── TASK DATA

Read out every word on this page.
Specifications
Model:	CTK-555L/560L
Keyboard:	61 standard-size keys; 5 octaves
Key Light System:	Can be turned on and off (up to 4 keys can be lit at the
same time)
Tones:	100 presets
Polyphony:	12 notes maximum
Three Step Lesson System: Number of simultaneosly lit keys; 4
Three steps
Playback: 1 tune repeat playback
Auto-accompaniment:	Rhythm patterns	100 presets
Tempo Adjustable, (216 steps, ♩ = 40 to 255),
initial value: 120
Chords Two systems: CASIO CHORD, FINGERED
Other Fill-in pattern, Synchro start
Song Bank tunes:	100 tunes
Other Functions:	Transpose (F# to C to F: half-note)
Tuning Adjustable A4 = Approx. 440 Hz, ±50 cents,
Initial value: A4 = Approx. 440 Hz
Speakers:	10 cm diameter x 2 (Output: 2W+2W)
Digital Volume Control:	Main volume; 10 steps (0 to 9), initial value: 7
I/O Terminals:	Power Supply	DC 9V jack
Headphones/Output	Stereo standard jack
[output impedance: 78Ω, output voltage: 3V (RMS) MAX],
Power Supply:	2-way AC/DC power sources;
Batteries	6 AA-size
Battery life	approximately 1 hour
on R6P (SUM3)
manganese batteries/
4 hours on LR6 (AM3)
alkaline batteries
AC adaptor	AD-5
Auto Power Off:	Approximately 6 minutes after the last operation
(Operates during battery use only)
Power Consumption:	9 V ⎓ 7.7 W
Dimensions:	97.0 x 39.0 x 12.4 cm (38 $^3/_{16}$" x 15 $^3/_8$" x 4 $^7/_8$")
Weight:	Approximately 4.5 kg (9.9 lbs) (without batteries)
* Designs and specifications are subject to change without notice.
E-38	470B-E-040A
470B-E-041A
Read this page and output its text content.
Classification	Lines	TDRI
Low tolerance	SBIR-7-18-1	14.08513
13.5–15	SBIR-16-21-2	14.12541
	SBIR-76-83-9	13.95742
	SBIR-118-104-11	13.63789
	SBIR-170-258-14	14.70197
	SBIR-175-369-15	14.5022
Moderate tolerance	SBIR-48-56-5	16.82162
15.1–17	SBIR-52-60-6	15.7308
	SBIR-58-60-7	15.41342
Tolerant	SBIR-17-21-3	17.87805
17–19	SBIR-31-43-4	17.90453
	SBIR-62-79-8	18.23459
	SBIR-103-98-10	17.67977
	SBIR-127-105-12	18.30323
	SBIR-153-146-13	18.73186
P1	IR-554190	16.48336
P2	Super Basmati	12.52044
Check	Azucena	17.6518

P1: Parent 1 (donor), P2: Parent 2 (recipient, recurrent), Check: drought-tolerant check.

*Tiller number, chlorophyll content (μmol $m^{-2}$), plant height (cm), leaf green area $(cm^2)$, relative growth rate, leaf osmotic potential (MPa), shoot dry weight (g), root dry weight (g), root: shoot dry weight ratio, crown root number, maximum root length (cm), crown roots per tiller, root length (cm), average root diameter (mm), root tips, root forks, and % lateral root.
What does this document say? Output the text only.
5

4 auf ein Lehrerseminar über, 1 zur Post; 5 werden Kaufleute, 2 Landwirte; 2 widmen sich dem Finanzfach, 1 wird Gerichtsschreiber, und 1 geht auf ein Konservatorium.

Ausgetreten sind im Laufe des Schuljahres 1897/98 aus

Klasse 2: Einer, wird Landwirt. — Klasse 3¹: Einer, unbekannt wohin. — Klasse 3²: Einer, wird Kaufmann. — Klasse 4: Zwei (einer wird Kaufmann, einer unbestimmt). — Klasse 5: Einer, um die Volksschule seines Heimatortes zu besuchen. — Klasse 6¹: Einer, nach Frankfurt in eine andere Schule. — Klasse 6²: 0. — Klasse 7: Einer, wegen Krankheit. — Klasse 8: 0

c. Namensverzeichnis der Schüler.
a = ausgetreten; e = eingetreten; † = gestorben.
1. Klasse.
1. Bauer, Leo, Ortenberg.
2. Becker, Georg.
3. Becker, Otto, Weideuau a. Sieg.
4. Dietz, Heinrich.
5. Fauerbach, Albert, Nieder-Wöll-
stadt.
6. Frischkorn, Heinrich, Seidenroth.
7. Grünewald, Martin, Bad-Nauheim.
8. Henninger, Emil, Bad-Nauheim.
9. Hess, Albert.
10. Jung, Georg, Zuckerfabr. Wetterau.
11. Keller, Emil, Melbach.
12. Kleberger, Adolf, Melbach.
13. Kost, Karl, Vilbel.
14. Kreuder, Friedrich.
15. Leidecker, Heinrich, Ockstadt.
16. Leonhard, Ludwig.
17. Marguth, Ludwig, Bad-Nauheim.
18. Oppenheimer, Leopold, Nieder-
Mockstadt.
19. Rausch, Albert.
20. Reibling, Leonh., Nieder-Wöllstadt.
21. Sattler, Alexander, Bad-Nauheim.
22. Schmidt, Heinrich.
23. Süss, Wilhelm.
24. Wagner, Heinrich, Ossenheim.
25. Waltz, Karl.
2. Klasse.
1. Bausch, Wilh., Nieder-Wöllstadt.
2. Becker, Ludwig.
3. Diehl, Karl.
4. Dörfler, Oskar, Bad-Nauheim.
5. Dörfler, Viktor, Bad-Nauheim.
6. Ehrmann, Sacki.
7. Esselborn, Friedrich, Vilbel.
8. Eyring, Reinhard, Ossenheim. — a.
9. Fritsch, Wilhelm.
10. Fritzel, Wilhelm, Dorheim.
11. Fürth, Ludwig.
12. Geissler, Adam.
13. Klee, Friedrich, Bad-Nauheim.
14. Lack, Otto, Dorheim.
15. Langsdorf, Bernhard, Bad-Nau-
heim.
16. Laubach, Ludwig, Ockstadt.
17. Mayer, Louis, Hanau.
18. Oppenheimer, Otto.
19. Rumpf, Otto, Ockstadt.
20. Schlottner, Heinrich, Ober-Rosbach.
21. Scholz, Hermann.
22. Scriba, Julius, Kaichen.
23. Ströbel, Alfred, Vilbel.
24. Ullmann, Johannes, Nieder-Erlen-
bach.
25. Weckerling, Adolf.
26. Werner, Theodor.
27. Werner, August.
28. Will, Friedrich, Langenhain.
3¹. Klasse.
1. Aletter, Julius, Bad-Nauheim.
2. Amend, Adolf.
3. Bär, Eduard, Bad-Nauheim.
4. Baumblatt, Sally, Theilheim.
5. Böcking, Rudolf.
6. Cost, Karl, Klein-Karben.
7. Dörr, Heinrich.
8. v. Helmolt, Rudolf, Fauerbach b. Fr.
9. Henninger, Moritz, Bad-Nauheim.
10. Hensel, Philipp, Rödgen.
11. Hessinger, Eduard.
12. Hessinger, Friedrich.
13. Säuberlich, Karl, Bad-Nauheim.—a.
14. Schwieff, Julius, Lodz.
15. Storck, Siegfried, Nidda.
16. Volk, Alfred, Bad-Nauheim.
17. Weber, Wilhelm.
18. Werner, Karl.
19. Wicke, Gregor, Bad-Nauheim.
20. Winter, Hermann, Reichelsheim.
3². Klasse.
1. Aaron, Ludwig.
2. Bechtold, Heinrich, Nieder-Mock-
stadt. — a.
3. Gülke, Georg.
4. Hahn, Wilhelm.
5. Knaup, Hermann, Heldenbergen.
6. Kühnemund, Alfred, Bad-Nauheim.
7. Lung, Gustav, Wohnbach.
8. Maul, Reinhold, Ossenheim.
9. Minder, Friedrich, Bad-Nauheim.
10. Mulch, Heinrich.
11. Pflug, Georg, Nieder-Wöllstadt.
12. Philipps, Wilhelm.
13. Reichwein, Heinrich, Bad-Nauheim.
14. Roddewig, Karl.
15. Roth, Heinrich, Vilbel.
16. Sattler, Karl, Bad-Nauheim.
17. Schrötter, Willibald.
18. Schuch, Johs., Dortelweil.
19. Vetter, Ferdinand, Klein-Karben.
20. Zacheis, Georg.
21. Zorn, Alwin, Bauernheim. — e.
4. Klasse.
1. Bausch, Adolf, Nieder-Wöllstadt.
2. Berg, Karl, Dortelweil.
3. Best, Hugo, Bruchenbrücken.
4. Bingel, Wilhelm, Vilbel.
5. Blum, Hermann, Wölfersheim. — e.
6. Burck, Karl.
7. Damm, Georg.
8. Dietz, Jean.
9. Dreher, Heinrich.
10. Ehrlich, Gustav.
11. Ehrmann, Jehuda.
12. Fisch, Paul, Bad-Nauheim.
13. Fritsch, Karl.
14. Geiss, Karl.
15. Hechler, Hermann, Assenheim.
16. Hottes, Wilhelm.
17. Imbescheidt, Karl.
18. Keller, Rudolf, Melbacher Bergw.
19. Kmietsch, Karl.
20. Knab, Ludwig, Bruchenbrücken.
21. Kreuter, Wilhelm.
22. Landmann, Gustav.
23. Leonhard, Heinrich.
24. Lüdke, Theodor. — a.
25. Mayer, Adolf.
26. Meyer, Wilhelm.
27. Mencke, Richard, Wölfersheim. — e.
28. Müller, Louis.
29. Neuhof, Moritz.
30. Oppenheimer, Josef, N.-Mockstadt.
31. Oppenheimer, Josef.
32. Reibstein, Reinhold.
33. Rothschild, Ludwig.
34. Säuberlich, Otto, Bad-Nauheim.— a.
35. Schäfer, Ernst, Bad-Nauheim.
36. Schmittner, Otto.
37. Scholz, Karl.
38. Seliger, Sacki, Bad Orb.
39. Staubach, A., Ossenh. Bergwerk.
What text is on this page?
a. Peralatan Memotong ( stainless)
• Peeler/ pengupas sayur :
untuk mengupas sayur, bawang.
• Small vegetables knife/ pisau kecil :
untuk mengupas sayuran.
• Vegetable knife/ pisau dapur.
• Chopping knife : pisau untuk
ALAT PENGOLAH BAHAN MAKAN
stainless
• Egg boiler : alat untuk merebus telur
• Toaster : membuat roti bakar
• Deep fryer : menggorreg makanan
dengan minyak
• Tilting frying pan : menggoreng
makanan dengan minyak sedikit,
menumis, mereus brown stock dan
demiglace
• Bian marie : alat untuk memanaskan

────

WHAT TO DO:
Work out how many lines of the listing above include "Adolf". Answer with the number and nothing more.

FINISHED TASK:
5